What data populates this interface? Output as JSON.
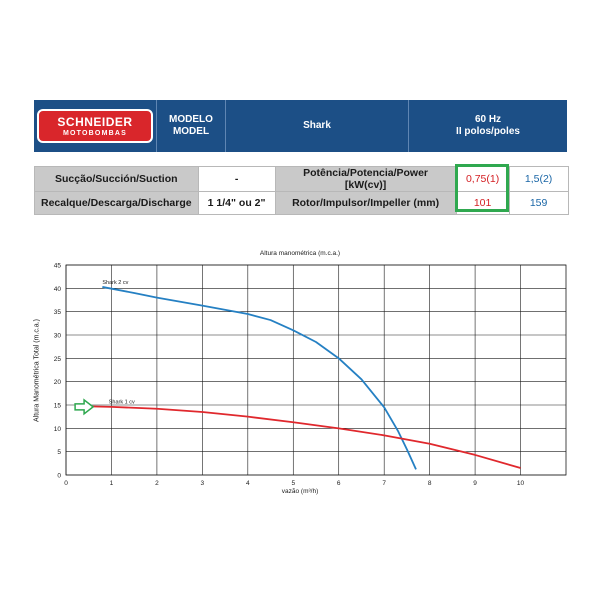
{
  "header": {
    "logo_main": "SCHNEIDER",
    "logo_sub": "MOTOBOMBAS",
    "model_label_1": "MODELO",
    "model_label_2": "MODEL",
    "model_value": "Shark",
    "freq_1": "60 Hz",
    "freq_2": "II polos/poles"
  },
  "spec": {
    "suction_label": "Sucção/Succión/Suction",
    "suction_value": "-",
    "discharge_label": "Recalque/Descarga/Discharge",
    "discharge_value": "1 1/4\" ou 2\"",
    "power_label": "Potência/Potencia/Power [kW(cv)]",
    "power_1": "0,75(1)",
    "power_2": "1,5(2)",
    "rotor_label": "Rotor/Impulsor/Impeller (mm)",
    "rotor_1": "101",
    "rotor_2": "159"
  },
  "colors": {
    "header_bg": "#1c4f86",
    "logo_red": "#d9262b",
    "series_blue": "#2580c3",
    "series_red": "#e0282d",
    "highlight_green": "#2fa84f"
  },
  "chart_data": {
    "type": "line",
    "title": "Altura manométrica (m.c.a.)",
    "xlabel": "vazão (m³/h)",
    "ylabel": "Altura Manométrica Total (m.c.a.)",
    "xlim": [
      0,
      11
    ],
    "ylim": [
      0,
      45
    ],
    "xticks": [
      0,
      1,
      2,
      3,
      4,
      5,
      6,
      7,
      8,
      9,
      10
    ],
    "yticks": [
      0,
      5,
      10,
      15,
      20,
      25,
      30,
      35,
      40,
      45
    ],
    "grid": true,
    "series": [
      {
        "name": "Shark 2 cv",
        "color": "#2580c3",
        "x": [
          0.8,
          1.5,
          2,
          3,
          4,
          4.5,
          5,
          5.5,
          6,
          6.5,
          7,
          7.3,
          7.5,
          7.7
        ],
        "y": [
          40.3,
          39,
          38,
          36.3,
          34.5,
          33.2,
          31,
          28.5,
          25,
          20.5,
          14.5,
          9.5,
          5.5,
          1.2
        ]
      },
      {
        "name": "Shark 1 cv",
        "color": "#e0282d",
        "x": [
          0.5,
          1,
          2,
          3,
          4,
          5,
          6,
          7,
          8,
          9,
          10
        ],
        "y": [
          14.7,
          14.6,
          14.2,
          13.5,
          12.5,
          11.3,
          10,
          8.5,
          6.7,
          4.3,
          1.5
        ]
      }
    ],
    "annotation": "arrow pointing at Shark 1 cv"
  }
}
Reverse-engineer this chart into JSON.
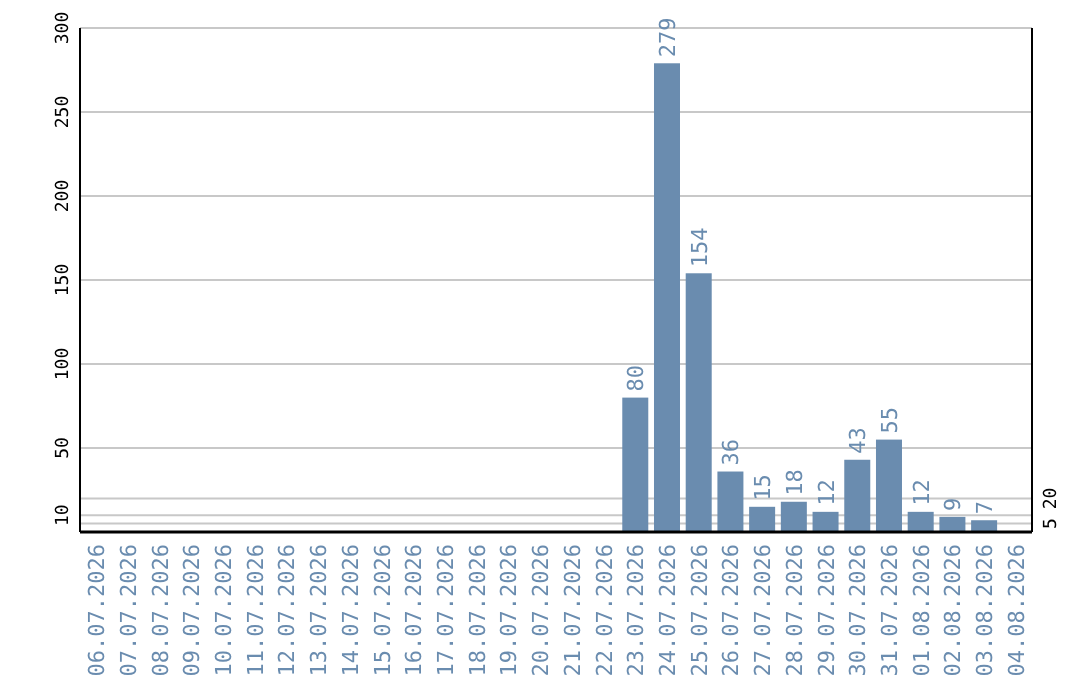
{
  "chart_data": {
    "type": "bar",
    "categories": [
      "06.07.2026",
      "07.07.2026",
      "08.07.2026",
      "09.07.2026",
      "10.07.2026",
      "11.07.2026",
      "12.07.2026",
      "13.07.2026",
      "14.07.2026",
      "15.07.2026",
      "16.07.2026",
      "17.07.2026",
      "18.07.2026",
      "19.07.2026",
      "20.07.2026",
      "21.07.2026",
      "22.07.2026",
      "23.07.2026",
      "24.07.2026",
      "25.07.2026",
      "26.07.2026",
      "27.07.2026",
      "28.07.2026",
      "29.07.2026",
      "30.07.2026",
      "31.07.2026",
      "01.08.2026",
      "02.08.2026",
      "03.08.2026",
      "04.08.2026"
    ],
    "values": [
      null,
      null,
      null,
      null,
      null,
      null,
      null,
      null,
      null,
      null,
      null,
      null,
      null,
      null,
      null,
      null,
      null,
      80,
      279,
      154,
      36,
      15,
      18,
      12,
      43,
      55,
      12,
      9,
      7,
      null
    ],
    "color": "#6a8caf",
    "ylim": [
      0,
      300
    ],
    "yticks": [
      10,
      50,
      100,
      150,
      200,
      250,
      300
    ],
    "y2lim": [
      0,
      300
    ],
    "y2ticks": [
      5,
      20
    ],
    "grid": "y",
    "data_labels": true
  }
}
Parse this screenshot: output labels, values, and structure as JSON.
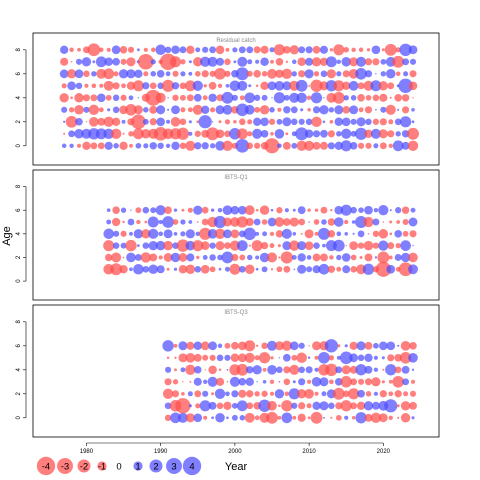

==============================

• _What the task requires_:
Only a number is wanted: how many lines contain "this"?

• _Exercise response_:
3